Layout element entries:
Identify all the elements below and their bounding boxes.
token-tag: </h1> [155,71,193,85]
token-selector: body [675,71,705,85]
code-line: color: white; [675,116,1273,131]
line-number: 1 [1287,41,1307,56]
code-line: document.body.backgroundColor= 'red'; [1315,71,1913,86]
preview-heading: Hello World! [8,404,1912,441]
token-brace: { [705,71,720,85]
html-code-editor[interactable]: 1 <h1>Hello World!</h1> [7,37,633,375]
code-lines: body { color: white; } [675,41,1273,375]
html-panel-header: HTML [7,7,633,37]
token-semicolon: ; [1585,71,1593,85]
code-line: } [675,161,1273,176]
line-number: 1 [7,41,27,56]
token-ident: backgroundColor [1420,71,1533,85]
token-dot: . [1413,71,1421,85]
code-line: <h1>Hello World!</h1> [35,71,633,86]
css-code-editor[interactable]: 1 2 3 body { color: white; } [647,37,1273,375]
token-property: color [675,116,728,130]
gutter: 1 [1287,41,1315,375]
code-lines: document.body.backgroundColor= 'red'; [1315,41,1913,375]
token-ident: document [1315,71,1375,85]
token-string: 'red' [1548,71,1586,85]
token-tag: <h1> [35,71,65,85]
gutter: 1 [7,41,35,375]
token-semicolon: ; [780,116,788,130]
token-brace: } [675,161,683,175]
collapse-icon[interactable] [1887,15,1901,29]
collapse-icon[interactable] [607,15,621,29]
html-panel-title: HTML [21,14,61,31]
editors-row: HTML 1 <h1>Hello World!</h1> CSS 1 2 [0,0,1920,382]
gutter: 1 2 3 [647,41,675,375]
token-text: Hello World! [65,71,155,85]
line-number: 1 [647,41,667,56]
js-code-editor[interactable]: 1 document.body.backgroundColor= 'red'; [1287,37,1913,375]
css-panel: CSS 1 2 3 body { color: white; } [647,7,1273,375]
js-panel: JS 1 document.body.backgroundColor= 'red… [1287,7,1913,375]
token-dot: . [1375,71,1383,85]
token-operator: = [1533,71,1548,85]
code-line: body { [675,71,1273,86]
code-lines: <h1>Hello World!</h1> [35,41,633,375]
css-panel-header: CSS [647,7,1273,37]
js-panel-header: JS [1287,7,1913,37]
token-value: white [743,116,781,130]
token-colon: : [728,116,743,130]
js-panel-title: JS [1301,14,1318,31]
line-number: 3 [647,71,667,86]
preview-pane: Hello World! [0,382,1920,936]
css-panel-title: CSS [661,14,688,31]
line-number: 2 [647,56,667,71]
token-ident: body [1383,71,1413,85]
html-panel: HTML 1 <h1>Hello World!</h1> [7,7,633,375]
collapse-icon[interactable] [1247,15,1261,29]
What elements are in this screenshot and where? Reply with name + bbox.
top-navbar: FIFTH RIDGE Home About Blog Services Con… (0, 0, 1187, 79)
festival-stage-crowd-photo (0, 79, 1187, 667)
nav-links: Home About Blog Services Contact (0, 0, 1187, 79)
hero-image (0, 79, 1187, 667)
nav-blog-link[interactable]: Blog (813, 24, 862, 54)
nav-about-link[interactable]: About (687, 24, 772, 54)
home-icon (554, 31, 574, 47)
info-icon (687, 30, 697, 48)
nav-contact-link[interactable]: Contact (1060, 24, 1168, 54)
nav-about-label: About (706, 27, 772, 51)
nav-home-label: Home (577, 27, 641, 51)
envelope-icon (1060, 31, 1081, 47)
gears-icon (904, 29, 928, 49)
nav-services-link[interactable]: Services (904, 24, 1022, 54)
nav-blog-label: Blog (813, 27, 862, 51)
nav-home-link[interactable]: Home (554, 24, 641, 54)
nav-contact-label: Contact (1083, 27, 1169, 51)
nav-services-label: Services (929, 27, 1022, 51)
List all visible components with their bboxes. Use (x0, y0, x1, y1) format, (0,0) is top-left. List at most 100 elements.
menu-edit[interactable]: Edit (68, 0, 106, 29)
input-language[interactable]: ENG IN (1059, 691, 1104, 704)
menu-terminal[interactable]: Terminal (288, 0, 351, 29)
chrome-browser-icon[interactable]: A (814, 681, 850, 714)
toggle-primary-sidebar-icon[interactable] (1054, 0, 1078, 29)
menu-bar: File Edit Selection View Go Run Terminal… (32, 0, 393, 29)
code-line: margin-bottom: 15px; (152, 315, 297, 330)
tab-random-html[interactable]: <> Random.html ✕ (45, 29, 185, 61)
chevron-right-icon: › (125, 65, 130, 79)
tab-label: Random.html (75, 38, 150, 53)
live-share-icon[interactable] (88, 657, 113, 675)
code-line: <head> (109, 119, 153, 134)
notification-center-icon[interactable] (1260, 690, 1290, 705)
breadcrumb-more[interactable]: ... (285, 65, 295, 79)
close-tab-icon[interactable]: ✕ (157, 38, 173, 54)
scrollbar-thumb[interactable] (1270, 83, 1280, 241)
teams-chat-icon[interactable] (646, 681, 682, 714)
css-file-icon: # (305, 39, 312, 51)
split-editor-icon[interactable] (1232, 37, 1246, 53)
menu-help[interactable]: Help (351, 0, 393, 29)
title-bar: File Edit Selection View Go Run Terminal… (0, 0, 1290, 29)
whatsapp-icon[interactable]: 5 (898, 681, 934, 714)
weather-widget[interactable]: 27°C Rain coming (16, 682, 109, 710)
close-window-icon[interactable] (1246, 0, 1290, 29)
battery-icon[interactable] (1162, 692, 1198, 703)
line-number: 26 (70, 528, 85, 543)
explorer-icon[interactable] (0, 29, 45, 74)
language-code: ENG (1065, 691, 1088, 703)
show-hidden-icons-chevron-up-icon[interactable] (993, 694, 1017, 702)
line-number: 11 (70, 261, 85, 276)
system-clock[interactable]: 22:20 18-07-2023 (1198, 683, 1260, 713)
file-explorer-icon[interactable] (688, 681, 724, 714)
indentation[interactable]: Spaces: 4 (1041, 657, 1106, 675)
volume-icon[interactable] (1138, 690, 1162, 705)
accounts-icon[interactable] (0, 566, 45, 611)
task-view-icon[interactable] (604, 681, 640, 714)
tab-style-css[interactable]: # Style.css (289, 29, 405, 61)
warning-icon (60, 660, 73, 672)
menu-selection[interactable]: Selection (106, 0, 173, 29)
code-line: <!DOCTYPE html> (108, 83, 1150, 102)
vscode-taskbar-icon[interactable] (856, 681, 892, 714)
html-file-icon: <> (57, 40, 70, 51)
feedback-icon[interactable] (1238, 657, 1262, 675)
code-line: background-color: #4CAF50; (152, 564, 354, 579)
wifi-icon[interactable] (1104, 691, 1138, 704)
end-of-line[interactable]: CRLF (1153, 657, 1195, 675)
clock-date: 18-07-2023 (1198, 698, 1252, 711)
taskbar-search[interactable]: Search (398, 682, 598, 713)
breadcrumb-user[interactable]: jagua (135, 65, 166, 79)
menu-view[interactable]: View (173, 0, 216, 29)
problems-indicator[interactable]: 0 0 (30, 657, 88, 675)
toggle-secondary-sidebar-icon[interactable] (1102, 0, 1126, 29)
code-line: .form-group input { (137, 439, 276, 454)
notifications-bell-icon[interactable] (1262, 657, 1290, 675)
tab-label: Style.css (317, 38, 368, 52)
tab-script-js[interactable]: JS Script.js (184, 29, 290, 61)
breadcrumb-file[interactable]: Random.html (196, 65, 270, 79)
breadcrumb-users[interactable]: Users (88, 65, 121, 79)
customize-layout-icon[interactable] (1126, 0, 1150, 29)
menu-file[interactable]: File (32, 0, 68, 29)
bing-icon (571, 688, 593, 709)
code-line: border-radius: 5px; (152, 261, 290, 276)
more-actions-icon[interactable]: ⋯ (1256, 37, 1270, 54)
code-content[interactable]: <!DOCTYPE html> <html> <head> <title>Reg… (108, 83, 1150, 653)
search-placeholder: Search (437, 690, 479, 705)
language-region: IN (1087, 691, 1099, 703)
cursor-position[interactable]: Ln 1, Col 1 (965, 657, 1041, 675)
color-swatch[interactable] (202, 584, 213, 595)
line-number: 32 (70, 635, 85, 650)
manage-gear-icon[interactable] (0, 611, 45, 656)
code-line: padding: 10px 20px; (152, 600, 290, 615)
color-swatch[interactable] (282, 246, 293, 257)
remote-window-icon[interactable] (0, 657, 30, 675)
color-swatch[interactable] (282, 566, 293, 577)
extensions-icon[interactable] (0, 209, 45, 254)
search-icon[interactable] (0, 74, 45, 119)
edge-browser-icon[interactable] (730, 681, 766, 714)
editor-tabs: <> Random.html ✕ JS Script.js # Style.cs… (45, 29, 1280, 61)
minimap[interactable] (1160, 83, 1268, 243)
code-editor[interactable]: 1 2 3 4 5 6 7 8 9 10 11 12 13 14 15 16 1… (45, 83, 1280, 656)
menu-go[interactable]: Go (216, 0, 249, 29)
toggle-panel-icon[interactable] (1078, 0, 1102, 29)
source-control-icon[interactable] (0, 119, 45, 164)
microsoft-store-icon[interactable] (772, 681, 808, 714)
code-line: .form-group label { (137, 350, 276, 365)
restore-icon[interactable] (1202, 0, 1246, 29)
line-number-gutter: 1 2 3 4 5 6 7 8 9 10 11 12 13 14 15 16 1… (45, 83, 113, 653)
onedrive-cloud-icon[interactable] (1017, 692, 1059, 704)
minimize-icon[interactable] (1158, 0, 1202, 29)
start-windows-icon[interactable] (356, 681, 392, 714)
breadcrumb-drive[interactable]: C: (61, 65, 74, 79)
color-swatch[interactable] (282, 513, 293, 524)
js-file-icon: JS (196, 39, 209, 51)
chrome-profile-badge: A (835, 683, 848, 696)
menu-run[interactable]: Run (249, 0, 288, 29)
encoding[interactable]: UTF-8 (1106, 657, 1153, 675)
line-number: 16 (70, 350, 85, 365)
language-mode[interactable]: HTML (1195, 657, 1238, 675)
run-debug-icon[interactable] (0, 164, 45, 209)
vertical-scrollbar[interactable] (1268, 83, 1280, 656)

Exercise goal: Can you copy out the data line for line, starting at its very first line and stopping after the line that contains "line-number: 1 [647,41,667,56]"?

Solution to this problem:
Identify all the elements below and their bounding boxes.
token-tag: </h1> [155,71,193,85]
token-selector: body [675,71,705,85]
code-line: color: white; [675,116,1273,131]
line-number: 1 [1287,41,1307,56]
code-line: document.body.backgroundColor= 'red'; [1315,71,1913,86]
preview-heading: Hello World! [8,404,1912,441]
token-brace: { [705,71,720,85]
html-code-editor[interactable]: 1 <h1>Hello World!</h1> [7,37,633,375]
code-lines: body { color: white; } [675,41,1273,375]
html-panel-header: HTML [7,7,633,37]
token-semicolon: ; [1585,71,1593,85]
code-line: } [675,161,1273,176]
line-number: 1 [7,41,27,56]
token-ident: backgroundColor [1420,71,1533,85]
token-dot: . [1413,71,1421,85]
code-line: <h1>Hello World!</h1> [35,71,633,86]
css-code-editor[interactable]: 1 2 3 body { color: white; } [647,37,1273,375]
token-property: color [675,116,728,130]
gutter: 1 [1287,41,1315,375]
code-lines: document.body.backgroundColor= 'red'; [1315,41,1913,375]
token-ident: document [1315,71,1375,85]
token-string: 'red' [1548,71,1586,85]
token-tag: <h1> [35,71,65,85]
gutter: 1 [7,41,35,375]
token-semicolon: ; [780,116,788,130]
token-brace: } [675,161,683,175]
collapse-icon[interactable] [1887,15,1901,29]
collapse-icon[interactable] [607,15,621,29]
html-panel-title: HTML [21,14,61,31]
editors-row: HTML 1 <h1>Hello World!</h1> CSS 1 2 [0,0,1920,382]
gutter: 1 2 3 [647,41,675,375]
token-text: Hello World! [65,71,155,85]
line-number: 1 [647,41,667,56]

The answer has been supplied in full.